Dataset records
————

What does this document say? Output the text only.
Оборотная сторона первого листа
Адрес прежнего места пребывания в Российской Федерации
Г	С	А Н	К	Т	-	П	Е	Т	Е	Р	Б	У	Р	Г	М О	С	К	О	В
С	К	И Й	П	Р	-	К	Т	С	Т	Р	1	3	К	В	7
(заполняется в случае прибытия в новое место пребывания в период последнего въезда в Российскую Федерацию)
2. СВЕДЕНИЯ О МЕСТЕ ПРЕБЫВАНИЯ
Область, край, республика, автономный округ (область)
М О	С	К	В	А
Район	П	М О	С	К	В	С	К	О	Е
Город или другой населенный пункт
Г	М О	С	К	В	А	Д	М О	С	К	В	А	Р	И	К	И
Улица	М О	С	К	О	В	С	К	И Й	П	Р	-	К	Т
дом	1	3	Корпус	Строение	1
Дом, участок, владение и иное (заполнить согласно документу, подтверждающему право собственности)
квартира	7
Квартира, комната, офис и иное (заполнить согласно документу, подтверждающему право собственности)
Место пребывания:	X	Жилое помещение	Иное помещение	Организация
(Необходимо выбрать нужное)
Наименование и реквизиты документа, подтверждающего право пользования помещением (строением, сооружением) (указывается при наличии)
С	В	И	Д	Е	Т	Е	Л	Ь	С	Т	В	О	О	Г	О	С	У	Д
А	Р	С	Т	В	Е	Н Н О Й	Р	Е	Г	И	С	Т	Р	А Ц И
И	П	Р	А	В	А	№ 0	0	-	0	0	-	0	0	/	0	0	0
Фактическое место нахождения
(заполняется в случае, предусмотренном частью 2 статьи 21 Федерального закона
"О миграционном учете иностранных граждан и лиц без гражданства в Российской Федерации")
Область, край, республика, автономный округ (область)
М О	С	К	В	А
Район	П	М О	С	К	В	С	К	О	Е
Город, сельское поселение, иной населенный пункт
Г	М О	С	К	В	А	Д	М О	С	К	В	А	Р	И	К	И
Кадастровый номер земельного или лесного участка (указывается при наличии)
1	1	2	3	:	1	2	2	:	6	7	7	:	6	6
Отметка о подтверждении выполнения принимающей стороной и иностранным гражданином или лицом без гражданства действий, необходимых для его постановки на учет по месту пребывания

————

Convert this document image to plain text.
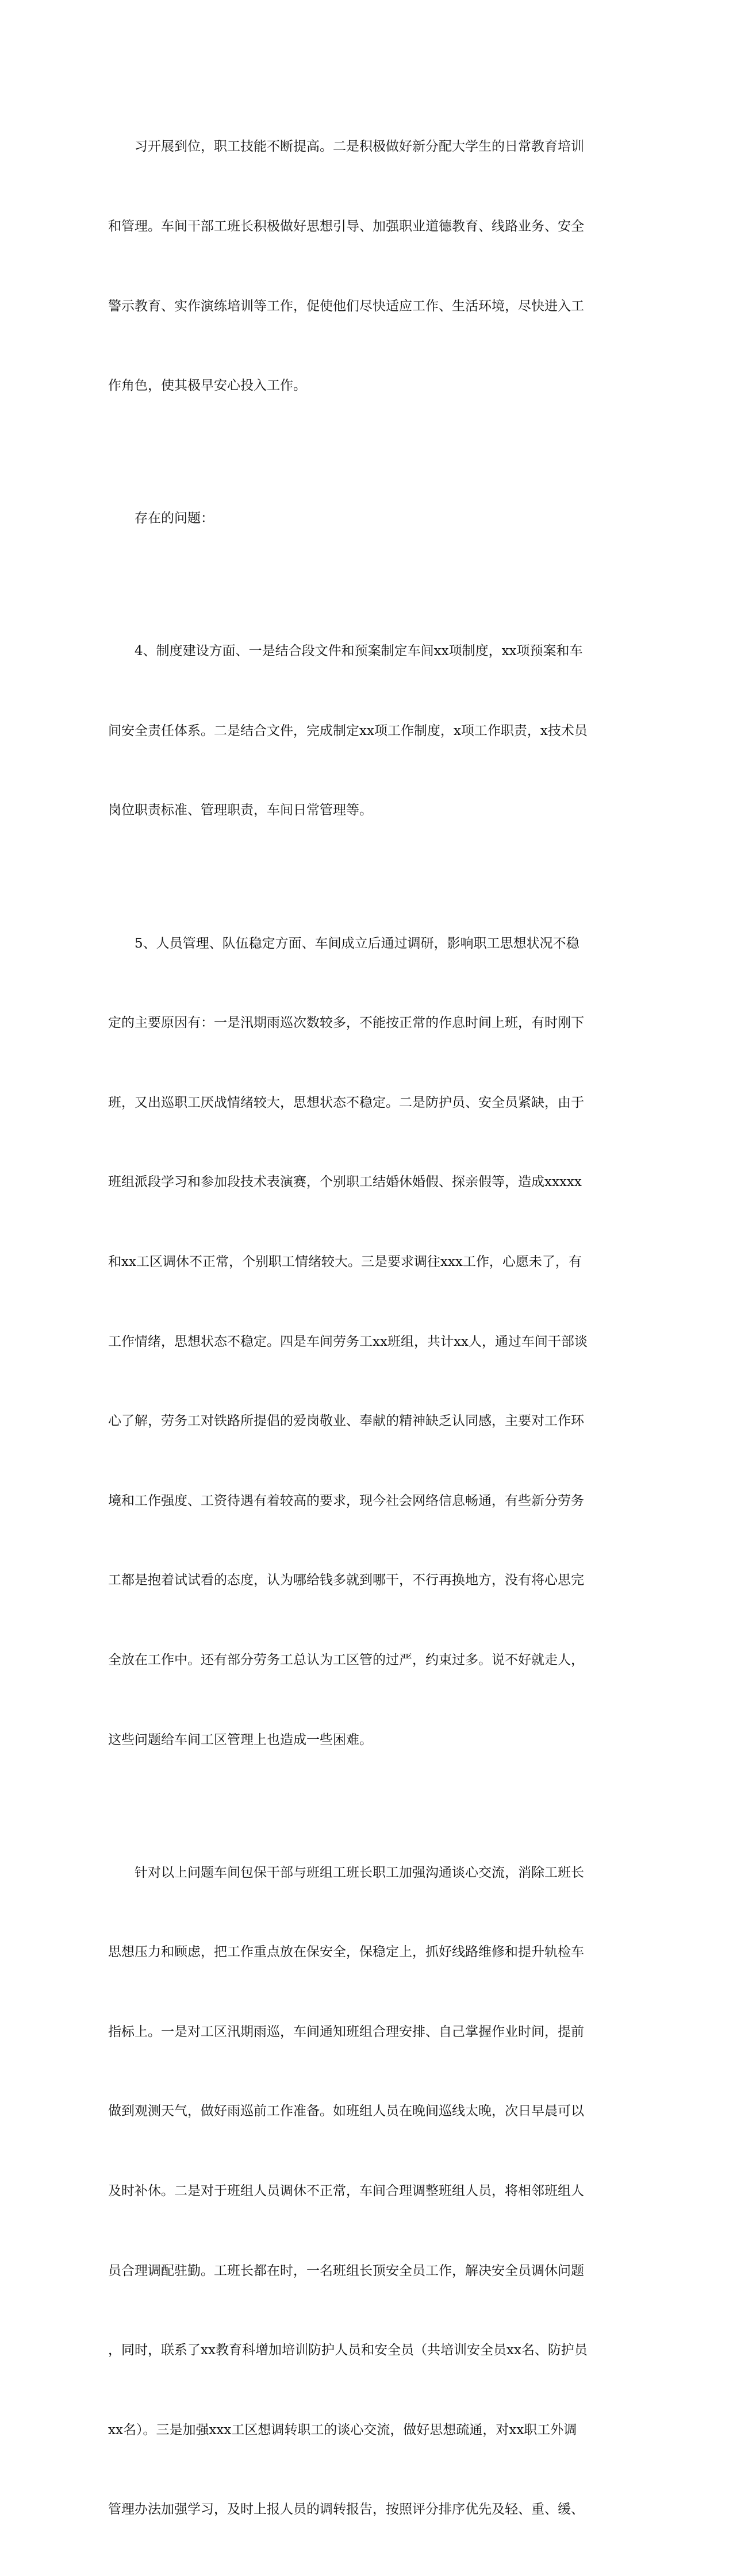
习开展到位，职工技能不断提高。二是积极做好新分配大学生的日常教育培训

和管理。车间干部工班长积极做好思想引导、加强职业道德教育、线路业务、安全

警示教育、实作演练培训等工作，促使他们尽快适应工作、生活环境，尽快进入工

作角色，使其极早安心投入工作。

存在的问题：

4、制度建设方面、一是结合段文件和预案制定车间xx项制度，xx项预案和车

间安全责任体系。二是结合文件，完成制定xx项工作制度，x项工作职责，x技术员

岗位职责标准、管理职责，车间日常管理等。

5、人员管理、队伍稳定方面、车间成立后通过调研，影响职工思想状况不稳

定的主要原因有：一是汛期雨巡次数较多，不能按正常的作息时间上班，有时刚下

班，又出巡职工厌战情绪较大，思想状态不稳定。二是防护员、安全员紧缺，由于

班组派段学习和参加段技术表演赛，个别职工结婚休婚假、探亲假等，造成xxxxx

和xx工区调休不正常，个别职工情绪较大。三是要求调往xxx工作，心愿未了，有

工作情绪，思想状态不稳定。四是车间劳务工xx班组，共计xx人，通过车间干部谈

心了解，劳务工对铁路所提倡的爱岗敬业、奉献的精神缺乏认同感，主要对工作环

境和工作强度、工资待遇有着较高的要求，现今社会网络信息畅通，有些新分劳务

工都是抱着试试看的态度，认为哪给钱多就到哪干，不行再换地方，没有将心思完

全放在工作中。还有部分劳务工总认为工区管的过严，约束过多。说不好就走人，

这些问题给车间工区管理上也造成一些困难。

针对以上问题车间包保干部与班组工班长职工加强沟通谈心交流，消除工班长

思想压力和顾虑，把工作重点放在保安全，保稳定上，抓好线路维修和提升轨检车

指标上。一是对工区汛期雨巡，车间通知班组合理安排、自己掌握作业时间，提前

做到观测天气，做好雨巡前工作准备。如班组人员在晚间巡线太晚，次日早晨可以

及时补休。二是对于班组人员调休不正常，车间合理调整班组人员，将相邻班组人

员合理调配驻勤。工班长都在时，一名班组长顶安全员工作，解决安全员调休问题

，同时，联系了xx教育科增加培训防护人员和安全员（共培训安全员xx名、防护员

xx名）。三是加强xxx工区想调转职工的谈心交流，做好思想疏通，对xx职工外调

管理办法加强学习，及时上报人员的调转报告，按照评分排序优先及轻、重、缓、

————

- EXERCISE OBJECTIVE -
Return every line containing "право".

- SOLVED PROBLEM -
Дом, участок, владение и иное (заполнить согласно документу, подтверждающему право собственности)
Квартира, комната, офис и иное (заполнить согласно документу, подтверждающему право собственности)
Наименование и реквизиты документа, подтверждающего право пользования помещением (строением, сооружением) (указывается при наличии)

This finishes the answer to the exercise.